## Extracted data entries
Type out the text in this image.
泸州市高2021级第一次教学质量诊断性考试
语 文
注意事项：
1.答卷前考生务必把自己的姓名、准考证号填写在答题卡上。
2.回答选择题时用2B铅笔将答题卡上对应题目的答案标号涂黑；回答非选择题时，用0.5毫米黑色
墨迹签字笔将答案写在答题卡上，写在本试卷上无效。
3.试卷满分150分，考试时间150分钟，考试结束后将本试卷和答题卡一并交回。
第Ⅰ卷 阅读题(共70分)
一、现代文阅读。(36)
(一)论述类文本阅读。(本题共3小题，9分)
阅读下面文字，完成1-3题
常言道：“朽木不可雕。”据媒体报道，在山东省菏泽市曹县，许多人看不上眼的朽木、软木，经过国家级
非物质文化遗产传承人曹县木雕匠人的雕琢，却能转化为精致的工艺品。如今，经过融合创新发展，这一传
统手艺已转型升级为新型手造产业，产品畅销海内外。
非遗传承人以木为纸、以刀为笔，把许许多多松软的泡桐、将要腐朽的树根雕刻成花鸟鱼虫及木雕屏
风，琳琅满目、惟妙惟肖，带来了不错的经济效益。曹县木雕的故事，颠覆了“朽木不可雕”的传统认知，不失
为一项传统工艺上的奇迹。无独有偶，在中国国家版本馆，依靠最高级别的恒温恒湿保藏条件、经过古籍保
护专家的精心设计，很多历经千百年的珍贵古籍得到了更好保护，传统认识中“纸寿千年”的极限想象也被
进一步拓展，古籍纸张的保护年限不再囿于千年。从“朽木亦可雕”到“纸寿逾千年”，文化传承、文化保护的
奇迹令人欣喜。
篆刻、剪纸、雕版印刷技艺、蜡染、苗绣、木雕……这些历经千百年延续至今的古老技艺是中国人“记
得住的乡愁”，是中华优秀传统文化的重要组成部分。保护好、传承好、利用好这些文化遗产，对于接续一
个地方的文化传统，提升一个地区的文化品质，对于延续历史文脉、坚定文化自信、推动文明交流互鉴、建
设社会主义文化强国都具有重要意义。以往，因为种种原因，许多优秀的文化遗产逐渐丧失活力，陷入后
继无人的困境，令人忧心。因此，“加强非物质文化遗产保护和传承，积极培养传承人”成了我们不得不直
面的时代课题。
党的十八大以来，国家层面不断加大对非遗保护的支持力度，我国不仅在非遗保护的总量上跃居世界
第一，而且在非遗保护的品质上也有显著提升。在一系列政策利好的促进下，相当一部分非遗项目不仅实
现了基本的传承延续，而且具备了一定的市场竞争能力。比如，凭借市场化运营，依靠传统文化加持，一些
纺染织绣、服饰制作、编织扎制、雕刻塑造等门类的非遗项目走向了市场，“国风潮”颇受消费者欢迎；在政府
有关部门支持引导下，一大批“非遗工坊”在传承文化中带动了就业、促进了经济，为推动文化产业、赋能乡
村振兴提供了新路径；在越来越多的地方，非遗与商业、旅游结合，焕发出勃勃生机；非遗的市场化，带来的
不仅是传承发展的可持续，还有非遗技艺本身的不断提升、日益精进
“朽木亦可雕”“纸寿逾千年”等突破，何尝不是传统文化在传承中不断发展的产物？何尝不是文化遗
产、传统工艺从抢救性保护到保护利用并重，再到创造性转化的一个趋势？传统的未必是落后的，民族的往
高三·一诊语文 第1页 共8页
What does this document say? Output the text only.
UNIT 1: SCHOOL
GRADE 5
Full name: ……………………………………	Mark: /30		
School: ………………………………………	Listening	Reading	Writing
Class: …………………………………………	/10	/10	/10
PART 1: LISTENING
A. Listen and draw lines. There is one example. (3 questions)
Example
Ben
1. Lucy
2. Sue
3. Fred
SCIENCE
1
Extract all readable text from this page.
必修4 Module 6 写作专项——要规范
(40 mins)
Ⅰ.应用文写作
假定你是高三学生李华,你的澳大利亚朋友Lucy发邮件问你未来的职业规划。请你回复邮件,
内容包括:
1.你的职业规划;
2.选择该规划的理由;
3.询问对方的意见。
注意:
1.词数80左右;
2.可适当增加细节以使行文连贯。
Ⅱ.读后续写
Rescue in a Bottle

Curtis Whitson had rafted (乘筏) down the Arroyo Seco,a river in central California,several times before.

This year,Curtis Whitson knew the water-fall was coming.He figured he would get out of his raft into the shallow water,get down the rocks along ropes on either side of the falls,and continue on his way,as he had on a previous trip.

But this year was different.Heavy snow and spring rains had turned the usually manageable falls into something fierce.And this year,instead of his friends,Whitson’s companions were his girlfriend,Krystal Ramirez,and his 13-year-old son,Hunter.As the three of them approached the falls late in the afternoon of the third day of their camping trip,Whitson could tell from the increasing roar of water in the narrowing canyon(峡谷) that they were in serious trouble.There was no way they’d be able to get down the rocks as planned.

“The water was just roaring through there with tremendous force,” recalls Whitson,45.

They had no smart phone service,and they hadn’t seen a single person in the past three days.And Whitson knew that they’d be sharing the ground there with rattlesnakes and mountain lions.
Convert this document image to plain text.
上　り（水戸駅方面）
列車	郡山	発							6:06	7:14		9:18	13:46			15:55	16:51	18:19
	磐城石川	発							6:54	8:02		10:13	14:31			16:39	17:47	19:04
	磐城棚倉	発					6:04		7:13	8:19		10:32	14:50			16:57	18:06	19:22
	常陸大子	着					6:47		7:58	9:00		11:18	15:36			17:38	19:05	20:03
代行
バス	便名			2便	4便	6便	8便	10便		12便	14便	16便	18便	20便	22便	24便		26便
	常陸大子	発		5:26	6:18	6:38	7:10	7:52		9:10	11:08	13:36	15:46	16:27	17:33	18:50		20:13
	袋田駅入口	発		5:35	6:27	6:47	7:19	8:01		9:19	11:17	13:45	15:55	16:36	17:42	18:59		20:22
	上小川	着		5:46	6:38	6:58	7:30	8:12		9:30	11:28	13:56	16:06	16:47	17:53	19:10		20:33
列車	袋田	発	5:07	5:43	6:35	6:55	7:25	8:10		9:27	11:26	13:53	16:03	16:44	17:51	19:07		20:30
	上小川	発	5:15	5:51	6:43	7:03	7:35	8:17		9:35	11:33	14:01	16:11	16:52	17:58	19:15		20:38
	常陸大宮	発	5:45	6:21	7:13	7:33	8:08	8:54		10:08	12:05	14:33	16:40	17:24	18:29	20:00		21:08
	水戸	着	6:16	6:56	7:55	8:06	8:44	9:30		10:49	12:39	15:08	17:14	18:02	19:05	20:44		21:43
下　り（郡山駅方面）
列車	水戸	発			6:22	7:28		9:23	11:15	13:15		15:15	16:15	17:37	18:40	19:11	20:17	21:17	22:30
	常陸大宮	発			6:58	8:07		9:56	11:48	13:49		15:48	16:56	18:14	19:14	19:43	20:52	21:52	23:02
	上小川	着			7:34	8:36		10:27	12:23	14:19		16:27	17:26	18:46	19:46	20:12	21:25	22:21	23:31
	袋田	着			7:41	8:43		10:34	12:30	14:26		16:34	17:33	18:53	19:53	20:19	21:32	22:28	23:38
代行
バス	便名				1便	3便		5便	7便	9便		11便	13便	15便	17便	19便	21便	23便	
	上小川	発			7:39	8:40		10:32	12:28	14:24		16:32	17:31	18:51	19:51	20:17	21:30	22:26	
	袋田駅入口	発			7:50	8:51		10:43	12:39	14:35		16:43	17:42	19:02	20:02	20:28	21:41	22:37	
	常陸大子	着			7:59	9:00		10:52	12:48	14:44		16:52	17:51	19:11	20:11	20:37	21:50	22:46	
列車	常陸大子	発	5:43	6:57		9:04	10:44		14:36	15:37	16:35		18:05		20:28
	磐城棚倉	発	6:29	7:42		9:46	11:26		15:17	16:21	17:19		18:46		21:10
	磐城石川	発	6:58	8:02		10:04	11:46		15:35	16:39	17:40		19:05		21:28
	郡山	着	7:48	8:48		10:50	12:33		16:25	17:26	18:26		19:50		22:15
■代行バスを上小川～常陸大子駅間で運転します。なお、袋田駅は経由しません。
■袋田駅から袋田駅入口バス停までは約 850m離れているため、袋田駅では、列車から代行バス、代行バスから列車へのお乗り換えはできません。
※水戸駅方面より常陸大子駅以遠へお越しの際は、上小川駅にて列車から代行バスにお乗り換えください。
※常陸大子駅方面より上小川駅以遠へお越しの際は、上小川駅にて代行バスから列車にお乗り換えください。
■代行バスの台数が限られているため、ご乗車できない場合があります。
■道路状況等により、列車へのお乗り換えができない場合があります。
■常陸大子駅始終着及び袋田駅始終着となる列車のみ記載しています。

## Task brief
Determine the number of lines in these entries that contain the word "磐城石川", and write only that number.

## Exercise output
2